• _TASK DIRECTIONS_: Return the stretch from the start of the data through the line containing "Text: Winston's assembly", both ends included, as a JSON list of strings with one string per line and blank lines omitted.

• _LISTING_:
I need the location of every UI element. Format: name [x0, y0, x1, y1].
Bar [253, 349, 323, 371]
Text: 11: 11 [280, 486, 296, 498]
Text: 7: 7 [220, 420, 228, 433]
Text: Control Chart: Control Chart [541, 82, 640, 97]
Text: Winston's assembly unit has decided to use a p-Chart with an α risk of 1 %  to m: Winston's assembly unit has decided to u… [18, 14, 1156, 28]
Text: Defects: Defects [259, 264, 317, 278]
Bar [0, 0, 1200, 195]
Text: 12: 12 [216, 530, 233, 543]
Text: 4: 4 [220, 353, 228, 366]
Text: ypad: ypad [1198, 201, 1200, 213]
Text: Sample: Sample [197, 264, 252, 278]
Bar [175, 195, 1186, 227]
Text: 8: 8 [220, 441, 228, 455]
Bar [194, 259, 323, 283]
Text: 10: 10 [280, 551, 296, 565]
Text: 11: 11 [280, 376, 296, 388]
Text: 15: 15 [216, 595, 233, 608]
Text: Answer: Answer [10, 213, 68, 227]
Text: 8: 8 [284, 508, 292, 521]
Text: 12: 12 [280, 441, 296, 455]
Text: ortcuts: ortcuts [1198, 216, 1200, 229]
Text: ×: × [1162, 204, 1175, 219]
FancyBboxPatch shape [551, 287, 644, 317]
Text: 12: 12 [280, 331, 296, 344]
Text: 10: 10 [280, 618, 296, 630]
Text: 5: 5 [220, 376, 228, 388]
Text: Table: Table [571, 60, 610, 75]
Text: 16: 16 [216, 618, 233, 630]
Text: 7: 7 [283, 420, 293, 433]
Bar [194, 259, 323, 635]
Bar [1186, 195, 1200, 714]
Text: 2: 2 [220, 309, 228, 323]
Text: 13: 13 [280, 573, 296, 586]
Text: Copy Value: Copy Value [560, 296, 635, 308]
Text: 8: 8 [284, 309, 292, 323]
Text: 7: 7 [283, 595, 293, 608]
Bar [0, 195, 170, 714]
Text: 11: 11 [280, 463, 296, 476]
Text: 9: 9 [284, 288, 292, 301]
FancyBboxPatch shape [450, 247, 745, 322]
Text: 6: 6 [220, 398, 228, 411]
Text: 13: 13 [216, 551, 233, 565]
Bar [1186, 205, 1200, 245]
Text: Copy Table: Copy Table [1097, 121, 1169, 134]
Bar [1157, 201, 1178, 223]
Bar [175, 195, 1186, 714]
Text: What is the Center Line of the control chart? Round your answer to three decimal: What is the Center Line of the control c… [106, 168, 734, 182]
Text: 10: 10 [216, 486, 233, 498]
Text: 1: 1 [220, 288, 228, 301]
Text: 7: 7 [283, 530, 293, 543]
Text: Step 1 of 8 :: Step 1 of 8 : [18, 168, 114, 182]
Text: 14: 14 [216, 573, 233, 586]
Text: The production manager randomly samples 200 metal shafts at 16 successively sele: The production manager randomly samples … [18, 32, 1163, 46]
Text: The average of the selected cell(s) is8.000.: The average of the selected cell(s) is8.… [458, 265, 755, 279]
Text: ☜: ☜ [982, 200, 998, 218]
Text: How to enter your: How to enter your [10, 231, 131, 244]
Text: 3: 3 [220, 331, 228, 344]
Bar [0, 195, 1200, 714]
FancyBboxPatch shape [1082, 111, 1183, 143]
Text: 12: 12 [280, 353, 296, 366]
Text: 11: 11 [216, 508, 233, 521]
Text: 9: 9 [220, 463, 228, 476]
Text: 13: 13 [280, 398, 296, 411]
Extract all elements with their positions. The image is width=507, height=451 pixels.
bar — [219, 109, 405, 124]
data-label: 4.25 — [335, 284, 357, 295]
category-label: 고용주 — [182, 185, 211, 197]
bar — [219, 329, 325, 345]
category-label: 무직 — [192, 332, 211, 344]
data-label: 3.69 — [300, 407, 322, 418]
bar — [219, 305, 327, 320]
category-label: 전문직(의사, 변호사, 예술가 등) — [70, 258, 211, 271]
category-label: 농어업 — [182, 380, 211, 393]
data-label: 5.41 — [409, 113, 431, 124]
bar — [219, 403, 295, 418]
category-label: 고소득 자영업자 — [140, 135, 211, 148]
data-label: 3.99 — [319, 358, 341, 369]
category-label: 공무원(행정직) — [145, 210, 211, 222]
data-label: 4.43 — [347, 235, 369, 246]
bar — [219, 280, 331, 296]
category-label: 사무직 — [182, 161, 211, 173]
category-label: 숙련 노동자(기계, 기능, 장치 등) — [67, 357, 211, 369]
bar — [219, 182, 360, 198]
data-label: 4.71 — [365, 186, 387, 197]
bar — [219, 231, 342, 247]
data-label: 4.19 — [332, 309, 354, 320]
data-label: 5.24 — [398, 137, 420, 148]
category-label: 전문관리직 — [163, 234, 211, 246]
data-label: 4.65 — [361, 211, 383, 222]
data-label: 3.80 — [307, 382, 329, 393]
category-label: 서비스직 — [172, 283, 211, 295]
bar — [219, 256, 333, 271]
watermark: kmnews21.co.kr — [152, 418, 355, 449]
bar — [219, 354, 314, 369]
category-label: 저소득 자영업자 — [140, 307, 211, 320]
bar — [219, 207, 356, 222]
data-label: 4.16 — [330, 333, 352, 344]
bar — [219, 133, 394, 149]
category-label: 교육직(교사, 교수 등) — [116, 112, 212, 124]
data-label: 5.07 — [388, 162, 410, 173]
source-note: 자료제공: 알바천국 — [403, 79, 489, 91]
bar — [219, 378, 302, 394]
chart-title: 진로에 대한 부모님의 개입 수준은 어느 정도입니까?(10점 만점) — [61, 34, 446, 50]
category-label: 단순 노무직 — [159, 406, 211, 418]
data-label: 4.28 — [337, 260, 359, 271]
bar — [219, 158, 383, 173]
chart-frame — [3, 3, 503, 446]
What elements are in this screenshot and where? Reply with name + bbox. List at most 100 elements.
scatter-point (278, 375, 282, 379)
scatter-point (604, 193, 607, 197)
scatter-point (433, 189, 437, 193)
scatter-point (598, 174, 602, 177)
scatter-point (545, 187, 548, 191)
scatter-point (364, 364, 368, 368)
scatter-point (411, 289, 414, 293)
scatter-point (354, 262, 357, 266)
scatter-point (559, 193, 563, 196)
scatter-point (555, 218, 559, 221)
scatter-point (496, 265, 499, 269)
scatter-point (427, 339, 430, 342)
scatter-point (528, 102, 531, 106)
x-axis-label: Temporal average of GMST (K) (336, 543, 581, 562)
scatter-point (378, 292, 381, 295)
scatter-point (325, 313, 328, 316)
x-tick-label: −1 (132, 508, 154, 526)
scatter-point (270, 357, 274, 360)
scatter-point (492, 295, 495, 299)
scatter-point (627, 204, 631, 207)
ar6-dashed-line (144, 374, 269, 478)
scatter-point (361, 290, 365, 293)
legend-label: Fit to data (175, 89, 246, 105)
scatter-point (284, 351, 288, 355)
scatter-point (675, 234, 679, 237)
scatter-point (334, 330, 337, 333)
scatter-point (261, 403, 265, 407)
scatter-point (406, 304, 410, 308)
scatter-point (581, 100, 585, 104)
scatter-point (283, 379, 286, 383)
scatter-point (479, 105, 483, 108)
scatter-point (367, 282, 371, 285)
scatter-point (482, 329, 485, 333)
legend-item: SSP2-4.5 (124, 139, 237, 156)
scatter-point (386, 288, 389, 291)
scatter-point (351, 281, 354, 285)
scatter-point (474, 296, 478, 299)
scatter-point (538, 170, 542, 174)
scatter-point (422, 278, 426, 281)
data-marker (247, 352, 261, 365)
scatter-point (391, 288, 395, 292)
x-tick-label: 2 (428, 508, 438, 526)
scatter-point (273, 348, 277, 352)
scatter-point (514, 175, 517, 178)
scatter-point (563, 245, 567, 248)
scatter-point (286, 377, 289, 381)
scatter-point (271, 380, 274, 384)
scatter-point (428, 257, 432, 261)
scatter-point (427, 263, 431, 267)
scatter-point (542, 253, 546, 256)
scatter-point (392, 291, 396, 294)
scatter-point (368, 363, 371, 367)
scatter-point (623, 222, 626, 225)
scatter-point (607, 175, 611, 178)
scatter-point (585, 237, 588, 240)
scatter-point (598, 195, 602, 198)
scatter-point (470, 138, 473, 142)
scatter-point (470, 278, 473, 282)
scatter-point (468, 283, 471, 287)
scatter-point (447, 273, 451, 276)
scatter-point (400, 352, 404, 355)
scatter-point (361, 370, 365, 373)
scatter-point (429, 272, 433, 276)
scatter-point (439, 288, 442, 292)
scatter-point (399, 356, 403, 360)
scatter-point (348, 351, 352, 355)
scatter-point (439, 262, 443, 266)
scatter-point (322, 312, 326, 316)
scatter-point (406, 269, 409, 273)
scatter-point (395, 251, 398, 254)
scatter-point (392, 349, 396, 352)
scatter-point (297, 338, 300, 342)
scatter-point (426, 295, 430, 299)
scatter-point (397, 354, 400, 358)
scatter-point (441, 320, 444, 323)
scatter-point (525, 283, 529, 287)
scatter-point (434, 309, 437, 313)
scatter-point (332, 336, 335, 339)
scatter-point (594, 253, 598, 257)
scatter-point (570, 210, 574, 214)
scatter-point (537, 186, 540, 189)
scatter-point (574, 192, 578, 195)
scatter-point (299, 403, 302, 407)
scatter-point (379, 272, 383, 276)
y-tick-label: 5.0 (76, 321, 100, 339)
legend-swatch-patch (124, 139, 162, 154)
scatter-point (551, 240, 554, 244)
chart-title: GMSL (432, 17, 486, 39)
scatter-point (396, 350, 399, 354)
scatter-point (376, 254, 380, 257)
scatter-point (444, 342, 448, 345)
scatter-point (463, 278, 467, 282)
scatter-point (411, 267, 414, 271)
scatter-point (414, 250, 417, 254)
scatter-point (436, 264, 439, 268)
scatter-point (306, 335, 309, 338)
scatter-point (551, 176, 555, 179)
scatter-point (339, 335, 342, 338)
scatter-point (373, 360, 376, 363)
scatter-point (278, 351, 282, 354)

• _TASK ANSWER_:
[
  "I need the location of every UI element. Format: name [x0, y0, x1, y1].",
  "Bar [253, 349, 323, 371]",
  "Text: 11: 11 [280, 486, 296, 498]",
  "Text: 7: 7 [220, 420, 228, 433]",
  "Text: Control Chart: Control Chart [541, 82, 640, 97]",
  "Text: Winston's assembly unit has decided to use a p-Chart with an α risk of 1 %  to m: Winston's assembly unit has decided to u… [18, 14, 1156, 28]"
]